*Exercise brief*:
All of the records below should be output exactly.

*Data*:
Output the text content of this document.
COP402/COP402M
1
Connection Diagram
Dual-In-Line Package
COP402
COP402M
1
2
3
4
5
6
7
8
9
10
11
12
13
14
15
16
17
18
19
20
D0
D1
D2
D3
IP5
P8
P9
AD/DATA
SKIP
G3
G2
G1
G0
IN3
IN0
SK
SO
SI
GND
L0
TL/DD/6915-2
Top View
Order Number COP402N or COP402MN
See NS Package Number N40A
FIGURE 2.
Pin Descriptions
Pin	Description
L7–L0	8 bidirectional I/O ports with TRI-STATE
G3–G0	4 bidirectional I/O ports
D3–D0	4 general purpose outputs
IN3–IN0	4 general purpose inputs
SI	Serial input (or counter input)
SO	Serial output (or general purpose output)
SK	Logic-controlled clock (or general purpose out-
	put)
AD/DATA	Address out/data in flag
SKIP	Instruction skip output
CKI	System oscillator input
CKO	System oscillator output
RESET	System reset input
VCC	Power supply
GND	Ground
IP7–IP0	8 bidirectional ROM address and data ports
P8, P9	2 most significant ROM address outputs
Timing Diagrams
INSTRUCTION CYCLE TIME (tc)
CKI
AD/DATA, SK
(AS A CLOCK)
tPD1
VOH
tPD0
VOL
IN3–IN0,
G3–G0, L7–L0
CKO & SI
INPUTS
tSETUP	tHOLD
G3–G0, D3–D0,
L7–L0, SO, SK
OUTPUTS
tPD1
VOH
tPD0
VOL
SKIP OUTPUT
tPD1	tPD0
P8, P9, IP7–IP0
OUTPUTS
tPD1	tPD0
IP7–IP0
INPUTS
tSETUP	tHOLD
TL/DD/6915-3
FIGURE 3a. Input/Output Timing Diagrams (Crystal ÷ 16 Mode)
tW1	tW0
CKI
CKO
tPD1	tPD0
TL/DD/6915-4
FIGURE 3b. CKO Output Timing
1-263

*Correct result*:
Output the text content of this document.
COP402/COP402M
1
Connection Diagram
Dual-In-Line Package
COP402
COP402M
1
2
3
4
5
6
7
8
9
10
11
12
13
14
15
16
17
18
19
20
D0
D1
D2
D3
IP5
P8
P9
AD/DATA
SKIP
G3
G2
G1
G0
IN3
IN0
SK
SO
SI
GND
L0
TL/DD/6915-2
Top View
Order Number COP402N or COP402MN
See NS Package Number N40A
FIGURE 2.
Pin Descriptions
Pin	Description
L7–L0	8 bidirectional I/O ports with TRI-STATE
G3–G0	4 bidirectional I/O ports
D3–D0	4 general purpose outputs
IN3–IN0	4 general purpose inputs
SI	Serial input (or counter input)
SO	Serial output (or general purpose output)
SK	Logic-controlled clock (or general purpose out-
	put)
AD/DATA	Address out/data in flag
SKIP	Instruction skip output
CKI	System oscillator input
CKO	System oscillator output
RESET	System reset input
VCC	Power supply
GND	Ground
IP7–IP0	8 bidirectional ROM address and data ports
P8, P9	2 most significant ROM address outputs
Timing Diagrams
INSTRUCTION CYCLE TIME (tc)
CKI
AD/DATA, SK
(AS A CLOCK)
tPD1
VOH
tPD0
VOL
IN3–IN0,
G3–G0, L7–L0
CKO & SI
INPUTS
tSETUP	tHOLD
G3–G0, D3–D0,
L7–L0, SO, SK
OUTPUTS
tPD1
VOH
tPD0
VOL
SKIP OUTPUT
tPD1	tPD0
P8, P9, IP7–IP0
OUTPUTS
tPD1	tPD0
IP7–IP0
INPUTS
tSETUP	tHOLD
TL/DD/6915-3
FIGURE 3a. Input/Output Timing Diagrams (Crystal ÷ 16 Mode)
tW1	tW0
CKI
CKO
tPD1	tPD0
TL/DD/6915-4
FIGURE 3b. CKO Output Timing
1-263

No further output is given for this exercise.